Task brief » Word for word, restate the entries below and exclude every image.

Stored records »

===

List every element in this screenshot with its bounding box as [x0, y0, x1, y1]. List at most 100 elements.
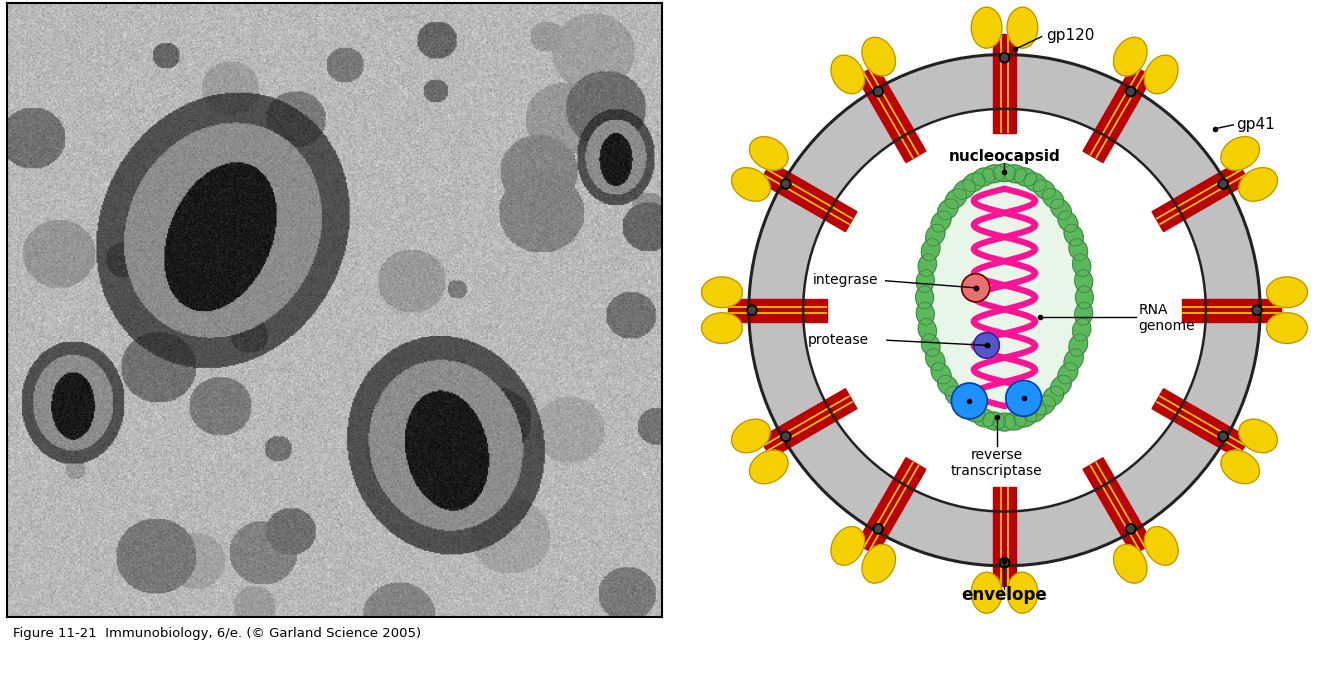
Ellipse shape: [1013, 409, 1036, 427]
Ellipse shape: [1004, 165, 1027, 183]
Circle shape: [974, 332, 1000, 358]
Ellipse shape: [993, 413, 1016, 431]
Circle shape: [803, 109, 1206, 511]
Ellipse shape: [982, 412, 1005, 430]
Ellipse shape: [917, 270, 934, 293]
Polygon shape: [1181, 299, 1280, 321]
Ellipse shape: [1221, 450, 1260, 483]
Ellipse shape: [1013, 168, 1036, 186]
Ellipse shape: [1057, 363, 1078, 384]
Circle shape: [1253, 307, 1260, 313]
Text: gp41: gp41: [1236, 117, 1275, 132]
Ellipse shape: [982, 165, 1005, 183]
Ellipse shape: [1239, 419, 1278, 453]
Ellipse shape: [972, 572, 1002, 613]
Text: gp120: gp120: [1045, 28, 1095, 43]
Ellipse shape: [918, 254, 937, 277]
Circle shape: [1005, 380, 1041, 416]
Ellipse shape: [972, 7, 1002, 48]
Circle shape: [1220, 433, 1227, 439]
Circle shape: [1252, 305, 1261, 315]
Ellipse shape: [926, 224, 945, 246]
Circle shape: [1001, 559, 1008, 566]
Circle shape: [951, 383, 988, 419]
Ellipse shape: [1072, 254, 1091, 277]
Ellipse shape: [915, 286, 934, 309]
Ellipse shape: [993, 164, 1016, 182]
Ellipse shape: [731, 167, 770, 201]
Polygon shape: [760, 162, 858, 232]
Ellipse shape: [973, 409, 996, 427]
Polygon shape: [856, 65, 926, 163]
Ellipse shape: [931, 363, 951, 384]
Circle shape: [1219, 431, 1228, 441]
Circle shape: [749, 307, 756, 313]
Text: reverse
transcriptase: reverse transcriptase: [951, 447, 1043, 478]
Circle shape: [1001, 54, 1008, 61]
Polygon shape: [993, 34, 1016, 133]
Polygon shape: [856, 458, 926, 555]
Text: RNA
genome: RNA genome: [1139, 303, 1196, 333]
Text: Figure 11-21  Immunobiology, 6/e. (© Garland Science 2005): Figure 11-21 Immunobiology, 6/e. (© Garl…: [13, 627, 421, 641]
Circle shape: [747, 305, 757, 315]
Ellipse shape: [922, 239, 939, 261]
Polygon shape: [729, 299, 828, 321]
Polygon shape: [993, 487, 1016, 586]
Ellipse shape: [831, 55, 864, 94]
Ellipse shape: [1075, 286, 1094, 309]
Circle shape: [962, 274, 990, 302]
Polygon shape: [1151, 162, 1249, 232]
Ellipse shape: [1114, 544, 1147, 583]
Text: integrase: integrase: [813, 273, 878, 287]
Ellipse shape: [1051, 375, 1071, 396]
Ellipse shape: [1024, 403, 1047, 422]
Ellipse shape: [1075, 302, 1092, 325]
Circle shape: [782, 433, 789, 439]
Ellipse shape: [862, 544, 895, 583]
Polygon shape: [760, 388, 858, 458]
Circle shape: [875, 88, 882, 95]
Ellipse shape: [1072, 318, 1091, 341]
Ellipse shape: [702, 277, 742, 308]
Ellipse shape: [962, 173, 985, 192]
Ellipse shape: [954, 396, 976, 415]
Ellipse shape: [938, 375, 958, 396]
Circle shape: [1220, 181, 1227, 187]
Ellipse shape: [749, 137, 788, 170]
Circle shape: [781, 179, 790, 189]
Circle shape: [1126, 86, 1135, 97]
Ellipse shape: [1004, 412, 1027, 430]
Ellipse shape: [945, 188, 966, 209]
Ellipse shape: [1033, 180, 1055, 199]
Ellipse shape: [1043, 386, 1064, 406]
Ellipse shape: [1114, 37, 1147, 76]
Ellipse shape: [1057, 211, 1078, 232]
Ellipse shape: [1033, 396, 1055, 415]
Ellipse shape: [1006, 572, 1037, 613]
Circle shape: [1000, 53, 1009, 63]
Text: envelope: envelope: [962, 586, 1047, 603]
Ellipse shape: [1043, 188, 1064, 209]
Ellipse shape: [731, 419, 770, 453]
Circle shape: [1127, 525, 1134, 532]
Ellipse shape: [1267, 313, 1307, 344]
Ellipse shape: [862, 37, 895, 76]
Circle shape: [1219, 179, 1228, 189]
Ellipse shape: [973, 168, 996, 186]
Ellipse shape: [1064, 348, 1083, 371]
Polygon shape: [1083, 458, 1153, 555]
Ellipse shape: [702, 313, 742, 344]
Circle shape: [781, 431, 790, 441]
Ellipse shape: [917, 302, 934, 325]
Ellipse shape: [926, 348, 945, 371]
Circle shape: [782, 181, 789, 187]
Ellipse shape: [1051, 199, 1071, 220]
Ellipse shape: [1075, 270, 1092, 293]
Text: nucleocapsid: nucleocapsid: [949, 149, 1060, 164]
Circle shape: [1126, 523, 1135, 534]
Ellipse shape: [1070, 239, 1087, 261]
Ellipse shape: [962, 403, 985, 422]
Ellipse shape: [925, 173, 1084, 422]
Ellipse shape: [1267, 277, 1307, 308]
Ellipse shape: [931, 211, 951, 232]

===

Answer to the exercise »
List every element in this screenshot with its bounding box as [x0, y0, x1, y1]. List at most 100 elements.
Ellipse shape: [1013, 409, 1036, 427]
Ellipse shape: [1004, 165, 1027, 183]
Circle shape: [974, 332, 1000, 358]
Ellipse shape: [993, 413, 1016, 431]
Circle shape: [803, 109, 1206, 511]
Ellipse shape: [982, 412, 1005, 430]
Ellipse shape: [917, 270, 934, 293]
Polygon shape: [1181, 299, 1280, 321]
Ellipse shape: [1221, 450, 1260, 483]
Ellipse shape: [1013, 168, 1036, 186]
Ellipse shape: [1057, 363, 1078, 384]
Circle shape: [1253, 307, 1260, 313]
Text: gp41: gp41: [1236, 117, 1275, 132]
Ellipse shape: [982, 165, 1005, 183]
Ellipse shape: [1239, 419, 1278, 453]
Ellipse shape: [972, 572, 1002, 613]
Text: gp120: gp120: [1045, 28, 1095, 43]
Ellipse shape: [918, 254, 937, 277]
Circle shape: [1005, 380, 1041, 416]
Ellipse shape: [972, 7, 1002, 48]
Circle shape: [1220, 433, 1227, 439]
Circle shape: [1252, 305, 1261, 315]
Ellipse shape: [926, 224, 945, 246]
Circle shape: [1001, 559, 1008, 566]
Circle shape: [951, 383, 988, 419]
Ellipse shape: [1072, 254, 1091, 277]
Ellipse shape: [915, 286, 934, 309]
Ellipse shape: [993, 164, 1016, 182]
Ellipse shape: [731, 167, 770, 201]
Polygon shape: [760, 162, 858, 232]
Ellipse shape: [973, 409, 996, 427]
Polygon shape: [856, 65, 926, 163]
Ellipse shape: [931, 363, 951, 384]
Circle shape: [1219, 431, 1228, 441]
Circle shape: [749, 307, 756, 313]
Text: reverse
transcriptase: reverse transcriptase: [951, 447, 1043, 478]
Circle shape: [1001, 54, 1008, 61]
Polygon shape: [993, 34, 1016, 133]
Polygon shape: [856, 458, 926, 555]
Text: RNA
genome: RNA genome: [1139, 303, 1196, 333]
Text: Figure 11-21  Immunobiology, 6/e. (© Garland Science 2005): Figure 11-21 Immunobiology, 6/e. (© Garl…: [13, 627, 421, 641]
Circle shape: [747, 305, 757, 315]
Ellipse shape: [922, 239, 939, 261]
Polygon shape: [729, 299, 828, 321]
Polygon shape: [993, 487, 1016, 586]
Ellipse shape: [831, 55, 864, 94]
Ellipse shape: [1075, 286, 1094, 309]
Circle shape: [962, 274, 990, 302]
Polygon shape: [1151, 162, 1249, 232]
Ellipse shape: [1114, 544, 1147, 583]
Text: integrase: integrase: [813, 273, 878, 287]
Ellipse shape: [1051, 375, 1071, 396]
Ellipse shape: [1024, 403, 1047, 422]
Ellipse shape: [1075, 302, 1092, 325]
Circle shape: [782, 433, 789, 439]
Ellipse shape: [862, 544, 895, 583]
Polygon shape: [760, 388, 858, 458]
Circle shape: [875, 88, 882, 95]
Ellipse shape: [1072, 318, 1091, 341]
Ellipse shape: [702, 277, 742, 308]
Ellipse shape: [962, 173, 985, 192]
Ellipse shape: [954, 396, 976, 415]
Ellipse shape: [938, 375, 958, 396]
Circle shape: [1220, 181, 1227, 187]
Ellipse shape: [749, 137, 788, 170]
Circle shape: [781, 179, 790, 189]
Circle shape: [1126, 86, 1135, 97]
Ellipse shape: [1004, 412, 1027, 430]
Ellipse shape: [945, 188, 966, 209]
Ellipse shape: [1033, 180, 1055, 199]
Ellipse shape: [1043, 386, 1064, 406]
Ellipse shape: [1114, 37, 1147, 76]
Ellipse shape: [1057, 211, 1078, 232]
Ellipse shape: [1033, 396, 1055, 415]
Ellipse shape: [1006, 572, 1037, 613]
Circle shape: [1000, 53, 1009, 63]
Text: envelope: envelope: [962, 586, 1047, 603]
Ellipse shape: [1043, 188, 1064, 209]
Ellipse shape: [731, 419, 770, 453]
Circle shape: [1127, 525, 1134, 532]
Ellipse shape: [1267, 313, 1307, 344]
Ellipse shape: [862, 37, 895, 76]
Circle shape: [1219, 179, 1228, 189]
Ellipse shape: [973, 168, 996, 186]
Ellipse shape: [1064, 348, 1083, 371]
Polygon shape: [1083, 458, 1153, 555]
Ellipse shape: [702, 313, 742, 344]
Circle shape: [781, 431, 790, 441]
Ellipse shape: [917, 302, 934, 325]
Ellipse shape: [926, 348, 945, 371]
Circle shape: [782, 181, 789, 187]
Ellipse shape: [1051, 199, 1071, 220]
Ellipse shape: [1075, 270, 1092, 293]
Text: nucleocapsid: nucleocapsid: [949, 149, 1060, 164]
Circle shape: [1126, 523, 1135, 534]
Ellipse shape: [1070, 239, 1087, 261]
Ellipse shape: [962, 403, 985, 422]
Ellipse shape: [925, 173, 1084, 422]
Ellipse shape: [1267, 277, 1307, 308]
Ellipse shape: [931, 211, 951, 232]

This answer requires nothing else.